■ **What to do**: Nothing but the lines from the line with "What's the underlying" through the end of the data is to be copied, and each is to be copied exactly.

■ **Available records**:
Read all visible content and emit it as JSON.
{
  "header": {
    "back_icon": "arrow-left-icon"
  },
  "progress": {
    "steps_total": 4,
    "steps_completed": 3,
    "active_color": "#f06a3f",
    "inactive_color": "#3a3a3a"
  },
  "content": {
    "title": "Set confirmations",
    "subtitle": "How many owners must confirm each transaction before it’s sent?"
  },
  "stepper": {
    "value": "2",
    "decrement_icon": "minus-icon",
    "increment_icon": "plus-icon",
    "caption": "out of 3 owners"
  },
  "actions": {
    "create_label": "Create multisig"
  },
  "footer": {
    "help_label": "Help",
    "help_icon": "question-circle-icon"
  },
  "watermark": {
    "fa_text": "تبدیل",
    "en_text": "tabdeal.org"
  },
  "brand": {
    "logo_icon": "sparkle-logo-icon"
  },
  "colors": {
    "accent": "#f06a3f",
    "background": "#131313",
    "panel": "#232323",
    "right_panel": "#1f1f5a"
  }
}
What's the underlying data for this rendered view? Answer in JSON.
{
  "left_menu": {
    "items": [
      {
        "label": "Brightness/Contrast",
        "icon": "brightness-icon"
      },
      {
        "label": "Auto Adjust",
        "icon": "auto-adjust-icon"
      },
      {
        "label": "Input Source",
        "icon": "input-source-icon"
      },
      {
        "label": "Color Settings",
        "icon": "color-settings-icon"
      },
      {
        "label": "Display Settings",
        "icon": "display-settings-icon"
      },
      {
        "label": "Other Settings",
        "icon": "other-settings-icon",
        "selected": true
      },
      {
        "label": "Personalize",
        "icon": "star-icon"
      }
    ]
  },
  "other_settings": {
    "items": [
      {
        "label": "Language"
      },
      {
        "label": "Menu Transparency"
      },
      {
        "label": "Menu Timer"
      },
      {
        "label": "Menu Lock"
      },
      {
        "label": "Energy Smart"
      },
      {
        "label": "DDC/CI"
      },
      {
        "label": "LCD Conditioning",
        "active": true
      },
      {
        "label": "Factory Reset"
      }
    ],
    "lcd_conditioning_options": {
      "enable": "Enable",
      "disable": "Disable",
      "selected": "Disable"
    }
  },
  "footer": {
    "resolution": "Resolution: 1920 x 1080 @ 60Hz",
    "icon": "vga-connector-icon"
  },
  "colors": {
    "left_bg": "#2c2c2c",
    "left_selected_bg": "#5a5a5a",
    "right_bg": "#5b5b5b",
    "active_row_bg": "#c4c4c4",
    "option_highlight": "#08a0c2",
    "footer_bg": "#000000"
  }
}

■ **The solution**:
What's the underlying data for this rendered view? Answer in JSON.
{
  "left_menu": {
    "items": [
      {
        "label": "Brightness/Contrast",
        "icon": "brightness-icon"
      },
      {
        "label": "Auto Adjust",
        "icon": "auto-adjust-icon"
      },
      {
        "label": "Input Source",
        "icon": "input-source-icon"
      },
      {
        "label": "Color Settings",
        "icon": "color-settings-icon"
      },
      {
        "label": "Display Settings",
        "icon": "display-settings-icon"
      },
      {
        "label": "Other Settings",
        "icon": "other-settings-icon",
        "selected": true
      },
      {
        "label": "Personalize",
        "icon": "star-icon"
      }
    ]
  },
  "other_settings": {
    "items": [
      {
        "label": "Language"
      },
      {
        "label": "Menu Transparency"
      },
      {
        "label": "Menu Timer"
      },
      {
        "label": "Menu Lock"
      },
      {
        "label": "Energy Smart"
      },
      {
        "label": "DDC/CI"
      },
      {
        "label": "LCD Conditioning",
        "active": true
      },
      {
        "label": "Factory Reset"
      }
    ],
    "lcd_conditioning_options": {
      "enable": "Enable",
      "disable": "Disable",
      "selected": "Disable"
    }
  },
  "footer": {
    "resolution": "Resolution: 1920 x 1080 @ 60Hz",
    "icon": "vga-connector-icon"
  },
  "colors": {
    "left_bg": "#2c2c2c",
    "left_selected_bg": "#5a5a5a",
    "right_bg": "#5b5b5b",
    "active_row_bg": "#c4c4c4",
    "option_highlight": "#08a0c2",
    "footer_bg": "#000000"
  }
}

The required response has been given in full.